Written exercise ▸ Copy the listing word for word, from its first line through the line containing "y-tick-label: 4000.00 — [900, 425, 932, 435]", and include both of those lines.

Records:

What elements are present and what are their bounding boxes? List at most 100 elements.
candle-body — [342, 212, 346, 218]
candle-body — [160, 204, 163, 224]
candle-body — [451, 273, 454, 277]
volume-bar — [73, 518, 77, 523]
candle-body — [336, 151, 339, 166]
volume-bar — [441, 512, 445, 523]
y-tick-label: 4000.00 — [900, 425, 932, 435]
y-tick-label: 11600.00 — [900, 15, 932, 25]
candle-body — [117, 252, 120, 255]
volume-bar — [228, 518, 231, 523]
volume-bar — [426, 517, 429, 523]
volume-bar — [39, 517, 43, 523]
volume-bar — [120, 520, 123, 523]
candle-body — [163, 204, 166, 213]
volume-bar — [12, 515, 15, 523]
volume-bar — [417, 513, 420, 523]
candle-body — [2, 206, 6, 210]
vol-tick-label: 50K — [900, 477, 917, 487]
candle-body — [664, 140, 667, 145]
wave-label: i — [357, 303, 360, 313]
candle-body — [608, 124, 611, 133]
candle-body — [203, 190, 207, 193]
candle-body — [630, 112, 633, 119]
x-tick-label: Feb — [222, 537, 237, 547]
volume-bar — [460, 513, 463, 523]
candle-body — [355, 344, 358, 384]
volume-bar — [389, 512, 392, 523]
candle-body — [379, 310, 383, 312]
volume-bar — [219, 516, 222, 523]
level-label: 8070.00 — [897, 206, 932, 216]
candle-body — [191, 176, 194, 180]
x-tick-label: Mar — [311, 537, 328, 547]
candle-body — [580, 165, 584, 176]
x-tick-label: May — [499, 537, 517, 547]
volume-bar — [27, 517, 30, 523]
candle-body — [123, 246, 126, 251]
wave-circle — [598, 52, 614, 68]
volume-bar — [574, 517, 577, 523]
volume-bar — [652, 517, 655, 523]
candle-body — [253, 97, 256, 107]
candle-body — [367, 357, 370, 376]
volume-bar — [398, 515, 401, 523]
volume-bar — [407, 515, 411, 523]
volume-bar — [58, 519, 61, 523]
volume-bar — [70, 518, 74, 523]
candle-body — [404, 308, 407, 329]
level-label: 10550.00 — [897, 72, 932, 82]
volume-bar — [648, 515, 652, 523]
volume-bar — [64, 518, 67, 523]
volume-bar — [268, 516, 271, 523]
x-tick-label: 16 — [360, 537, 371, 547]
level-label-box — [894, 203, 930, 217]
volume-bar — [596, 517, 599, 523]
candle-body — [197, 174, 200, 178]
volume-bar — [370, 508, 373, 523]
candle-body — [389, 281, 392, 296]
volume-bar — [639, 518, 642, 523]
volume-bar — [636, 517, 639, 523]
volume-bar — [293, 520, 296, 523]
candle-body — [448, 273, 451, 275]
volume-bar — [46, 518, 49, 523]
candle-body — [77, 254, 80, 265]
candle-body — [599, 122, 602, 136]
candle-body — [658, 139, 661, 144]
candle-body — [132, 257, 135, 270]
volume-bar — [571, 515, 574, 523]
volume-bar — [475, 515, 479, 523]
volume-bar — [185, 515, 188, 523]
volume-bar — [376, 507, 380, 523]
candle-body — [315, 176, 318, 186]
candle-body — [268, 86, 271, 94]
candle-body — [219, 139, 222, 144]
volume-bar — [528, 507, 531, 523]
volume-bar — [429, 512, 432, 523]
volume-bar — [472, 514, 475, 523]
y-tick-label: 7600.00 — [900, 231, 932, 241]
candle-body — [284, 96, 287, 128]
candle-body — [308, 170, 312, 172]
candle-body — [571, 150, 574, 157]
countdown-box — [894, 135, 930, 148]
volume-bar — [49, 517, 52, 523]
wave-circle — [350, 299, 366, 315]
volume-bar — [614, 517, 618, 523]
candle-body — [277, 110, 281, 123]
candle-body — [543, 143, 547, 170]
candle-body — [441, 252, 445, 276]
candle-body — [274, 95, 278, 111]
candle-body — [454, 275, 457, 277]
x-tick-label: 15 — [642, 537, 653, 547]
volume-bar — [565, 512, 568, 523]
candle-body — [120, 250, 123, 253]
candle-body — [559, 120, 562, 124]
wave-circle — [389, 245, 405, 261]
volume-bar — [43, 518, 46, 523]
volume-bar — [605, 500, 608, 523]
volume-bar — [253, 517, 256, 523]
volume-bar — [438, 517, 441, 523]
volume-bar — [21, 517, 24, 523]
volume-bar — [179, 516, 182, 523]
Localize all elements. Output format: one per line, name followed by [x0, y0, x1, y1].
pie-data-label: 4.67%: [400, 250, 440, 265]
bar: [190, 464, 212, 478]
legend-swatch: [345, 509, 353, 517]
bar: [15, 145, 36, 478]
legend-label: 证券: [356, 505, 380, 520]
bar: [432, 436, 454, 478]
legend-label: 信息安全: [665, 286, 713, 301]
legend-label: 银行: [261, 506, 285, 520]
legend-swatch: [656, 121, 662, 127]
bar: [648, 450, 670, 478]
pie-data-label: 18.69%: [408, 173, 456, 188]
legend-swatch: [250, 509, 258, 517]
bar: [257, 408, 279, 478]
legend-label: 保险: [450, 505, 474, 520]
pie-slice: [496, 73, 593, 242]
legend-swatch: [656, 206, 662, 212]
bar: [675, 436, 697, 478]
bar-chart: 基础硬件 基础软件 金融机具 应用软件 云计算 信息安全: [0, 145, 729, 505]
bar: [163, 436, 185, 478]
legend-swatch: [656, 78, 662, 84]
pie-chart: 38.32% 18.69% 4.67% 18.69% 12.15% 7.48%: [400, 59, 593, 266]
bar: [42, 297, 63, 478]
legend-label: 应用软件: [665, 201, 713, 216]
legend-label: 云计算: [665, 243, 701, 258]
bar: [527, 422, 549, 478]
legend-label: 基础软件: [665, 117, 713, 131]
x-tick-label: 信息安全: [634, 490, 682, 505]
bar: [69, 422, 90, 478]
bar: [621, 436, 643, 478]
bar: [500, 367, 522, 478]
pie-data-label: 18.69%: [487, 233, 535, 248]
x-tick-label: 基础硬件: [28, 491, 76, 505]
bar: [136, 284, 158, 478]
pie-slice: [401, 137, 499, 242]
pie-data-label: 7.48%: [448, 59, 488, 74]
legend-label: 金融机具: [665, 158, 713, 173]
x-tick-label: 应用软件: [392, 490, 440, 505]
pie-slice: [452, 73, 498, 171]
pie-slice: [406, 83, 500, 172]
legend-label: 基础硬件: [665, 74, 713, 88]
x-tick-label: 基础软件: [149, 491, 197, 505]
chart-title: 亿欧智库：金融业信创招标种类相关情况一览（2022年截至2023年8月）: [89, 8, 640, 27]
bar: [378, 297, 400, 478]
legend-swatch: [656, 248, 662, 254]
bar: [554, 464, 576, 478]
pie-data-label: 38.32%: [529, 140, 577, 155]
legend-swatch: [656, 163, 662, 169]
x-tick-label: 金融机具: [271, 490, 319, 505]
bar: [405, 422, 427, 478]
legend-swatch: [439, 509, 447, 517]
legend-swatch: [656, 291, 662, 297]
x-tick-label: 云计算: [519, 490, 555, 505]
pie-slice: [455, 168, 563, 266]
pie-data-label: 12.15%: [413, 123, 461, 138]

Result of the exercise ▸
What elements are present and what are their bounding boxes? List at most 100 elements.
candle-body — [342, 212, 346, 218]
candle-body — [160, 204, 163, 224]
candle-body — [451, 273, 454, 277]
volume-bar — [73, 518, 77, 523]
candle-body — [336, 151, 339, 166]
volume-bar — [441, 512, 445, 523]
y-tick-label: 4000.00 — [900, 425, 932, 435]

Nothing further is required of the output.